(Dataset items)
* * * * *

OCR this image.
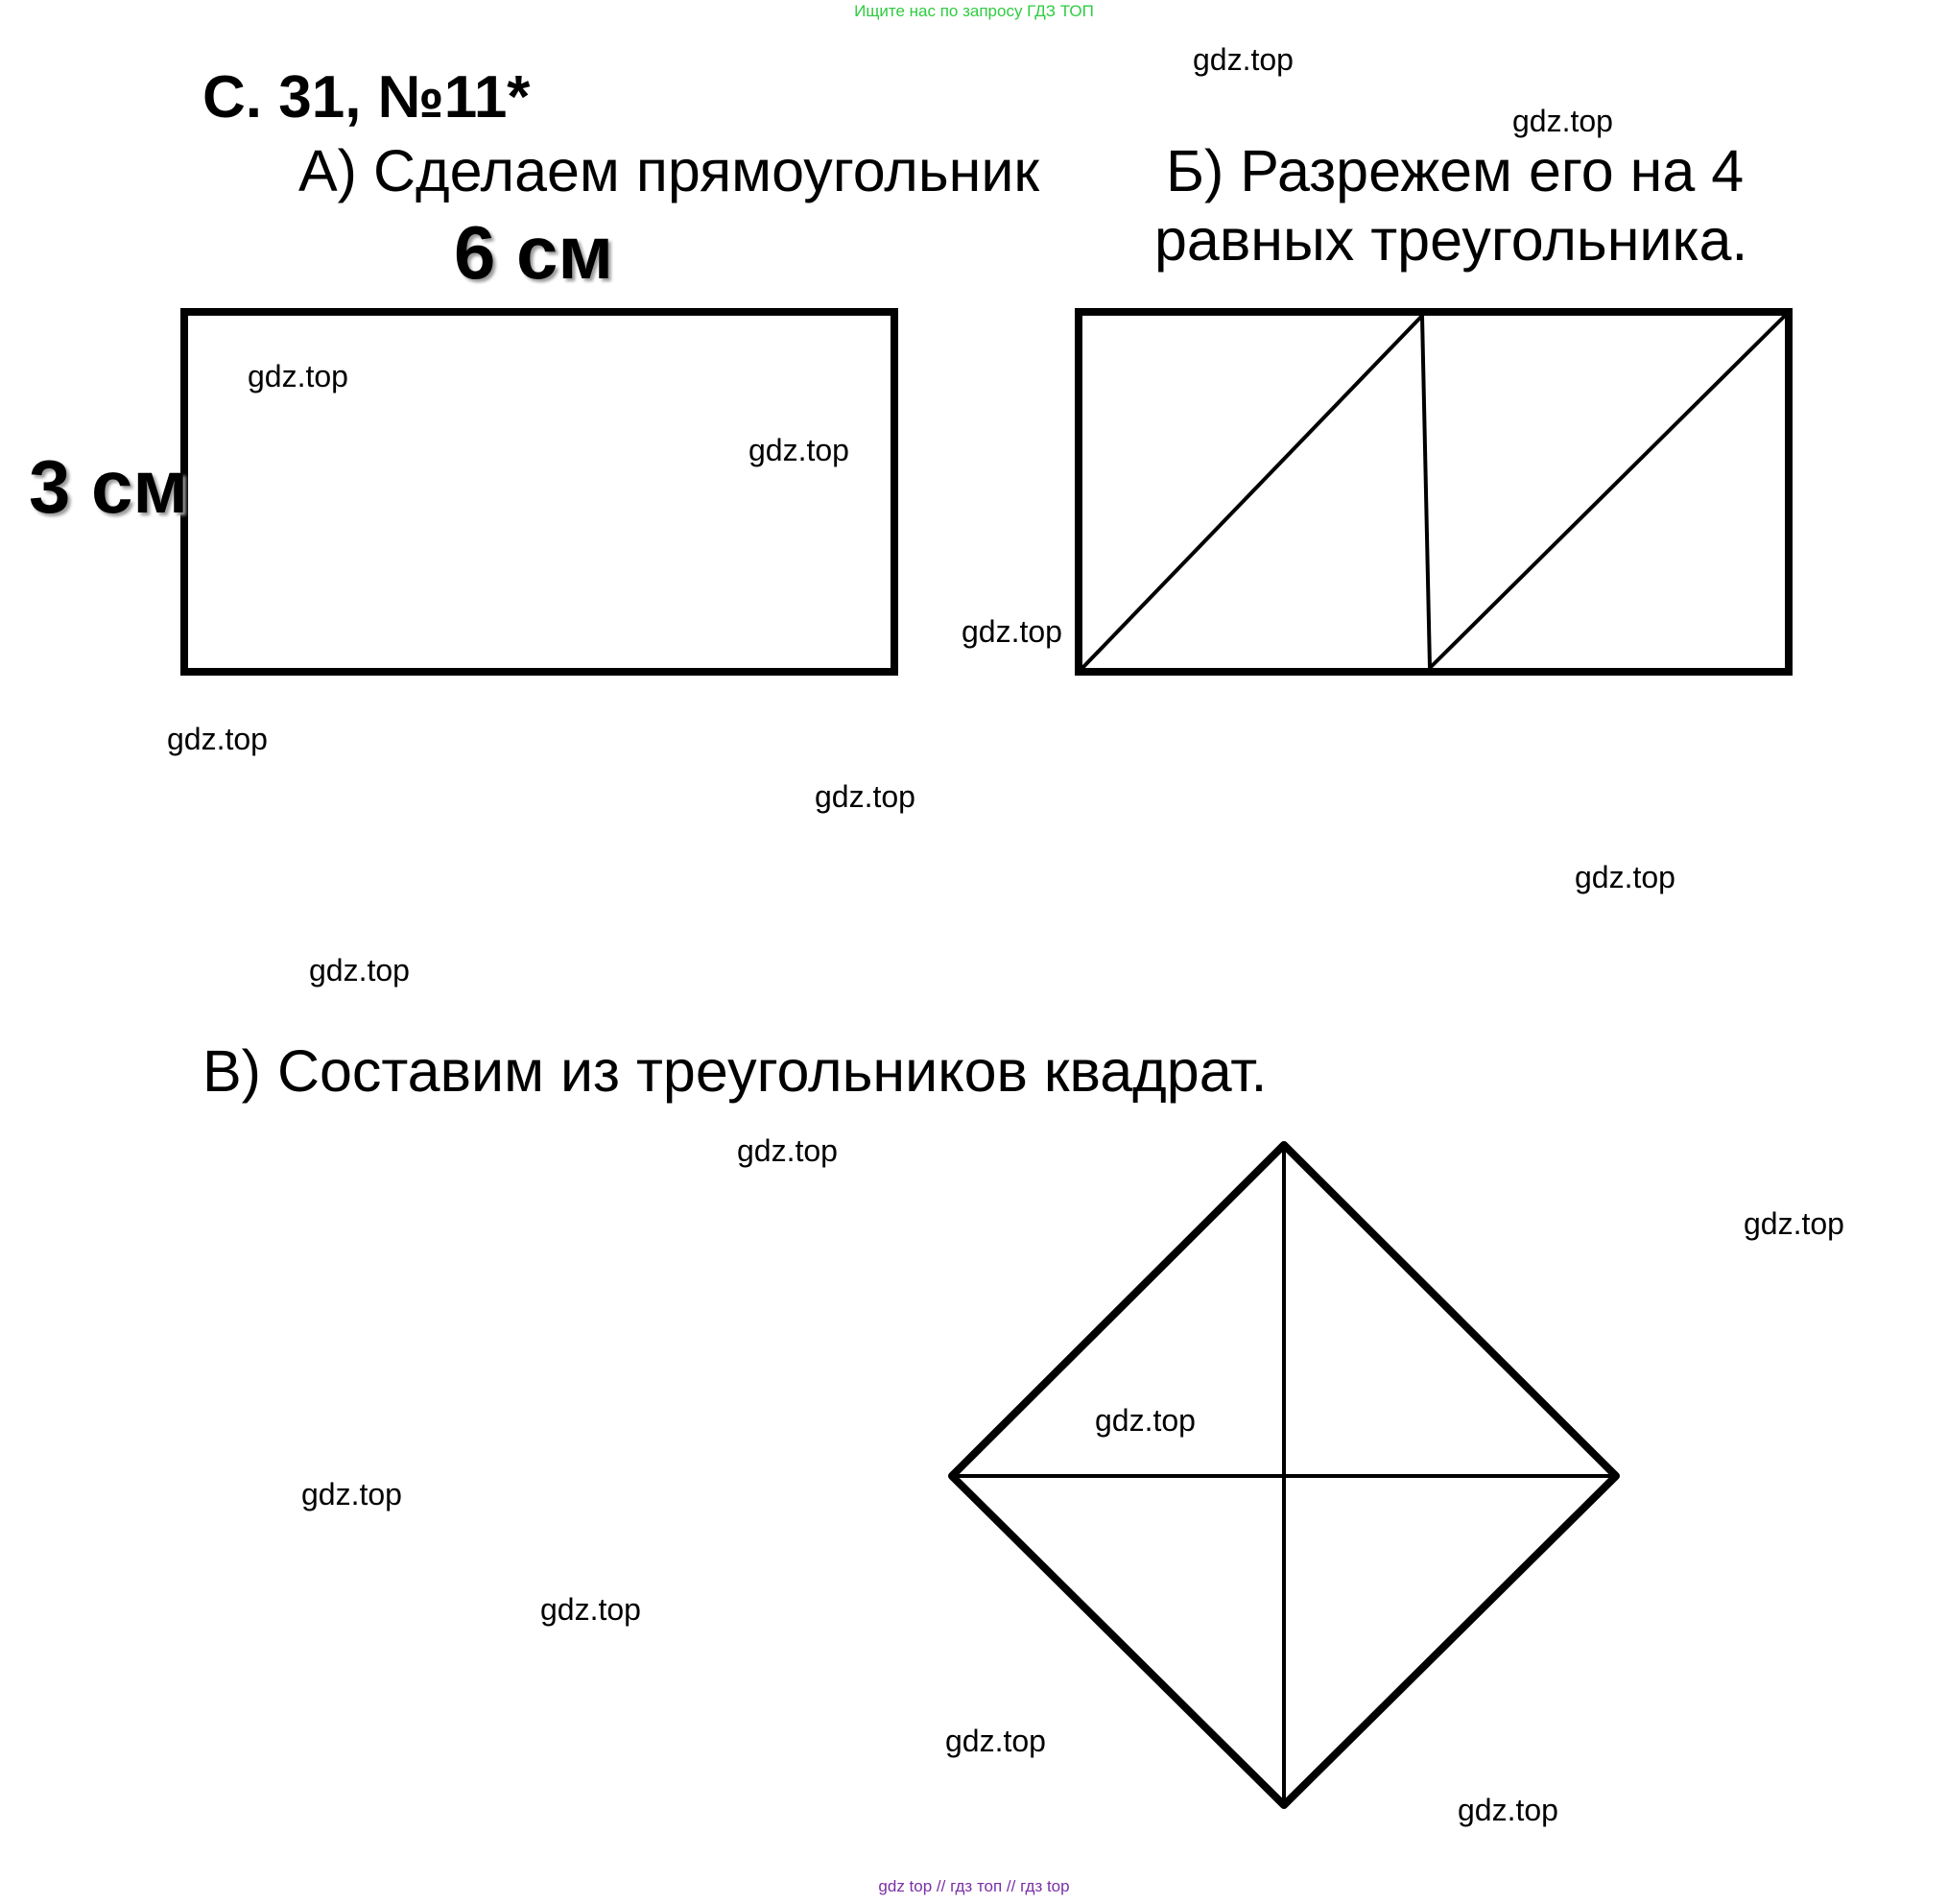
Ищите нас по запросу ГДЗ ТОП
С. 31, №11*
А) Сделаем прямоугольник Б) Разрежем его на 4
равных треугольника.
6 см
В) Составим из треугольников квадрат.
3 см
gdz.top
gdz.top
gdz.top
gdz.top
gdz.top
gdz.top
gdz.top
gdz.top
gdz.top
gdz.top
gdz.top
gdz.top
gdz.top
gdz.top
gdz.top
gdz.top
gdz top // гдз топ // гдз top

* * * * *

__To be done__
Leave out the pictures and reproduce the rest of the listing exactly.

__Problem solution__
OCR this image.
Ищите нас по запросу ГДЗ ТОП
С. 31, №11*
А) Сделаем прямоугольник Б) Разрежем его на 4
равных треугольника.
6 см
В) Составим из треугольников квадрат.
3 см
gdz.top
gdz.top
gdz.top
gdz.top
gdz.top
gdz.top
gdz.top
gdz.top
gdz.top
gdz.top
gdz.top
gdz.top
gdz.top
gdz.top
gdz.top
gdz.top
gdz top // гдз топ // гдз top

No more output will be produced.